:: What is asked ::
In the data below, locate each line with the word "letter" and list it.

-- START OF Supplied records --

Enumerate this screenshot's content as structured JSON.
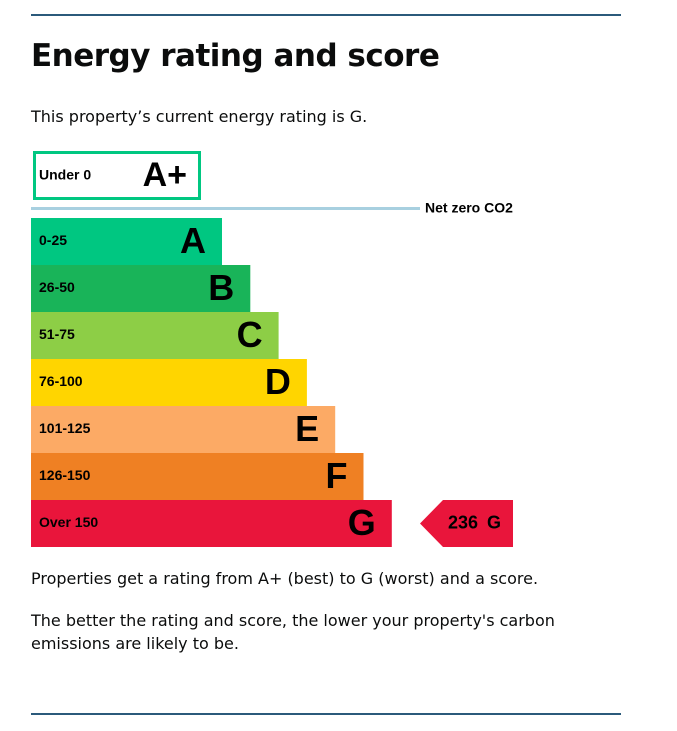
{
  "header": {
    "title": "Energy rating and score",
    "intro": "This property’s current energy rating is G."
  },
  "scale": {
    "net_zero_label": "Net zero CO2",
    "bands": [
      {
        "range": "Under 0",
        "letter": "A+",
        "color": "#00c781"
      },
      {
        "range": "0-25",
        "letter": "A",
        "color": "#00c781"
      },
      {
        "range": "26-50",
        "letter": "B",
        "color": "#19b459"
      },
      {
        "range": "51-75",
        "letter": "C",
        "color": "#8dce46"
      },
      {
        "range": "76-100",
        "letter": "D",
        "color": "#ffd500"
      },
      {
        "range": "101-125",
        "letter": "E",
        "color": "#fcaa65"
      },
      {
        "range": "126-150",
        "letter": "F",
        "color": "#ef8023"
      },
      {
        "range": "Over 150",
        "letter": "G",
        "color": "#e9153b"
      }
    ],
    "current": {
      "score": 236,
      "letter": "G",
      "band": 7
    }
  },
  "notes": [
    "Properties get a rating from A+ (best) to G (worst) and a score.",
    "The better the rating and score, the lower your property's carbon emissions are likely to be."
  ]
}
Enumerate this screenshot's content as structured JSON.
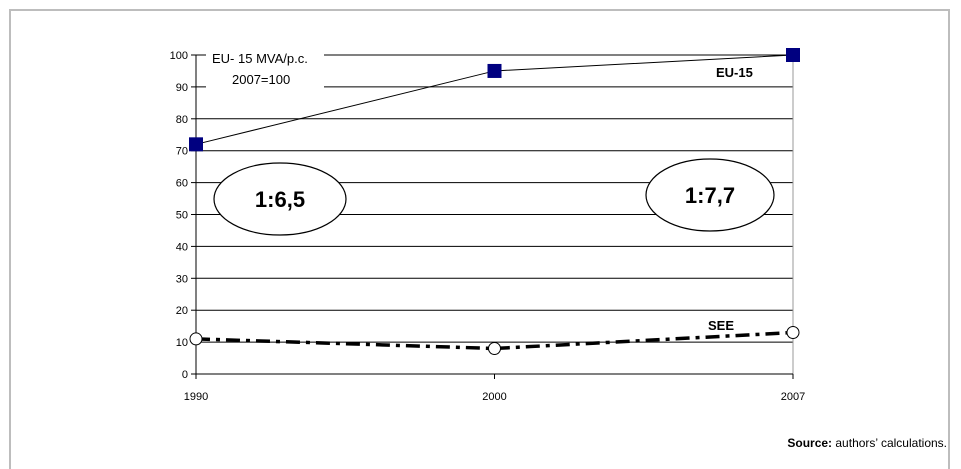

-- END OF Supplied records --

:: Correct output ::
        "letter": "A+",
        "letter": "A",
        "letter": "B",
        "letter": "C",
        "letter": "D",
        "letter": "E",
        "letter": "F",
        "letter": "G",
      "letter": "G",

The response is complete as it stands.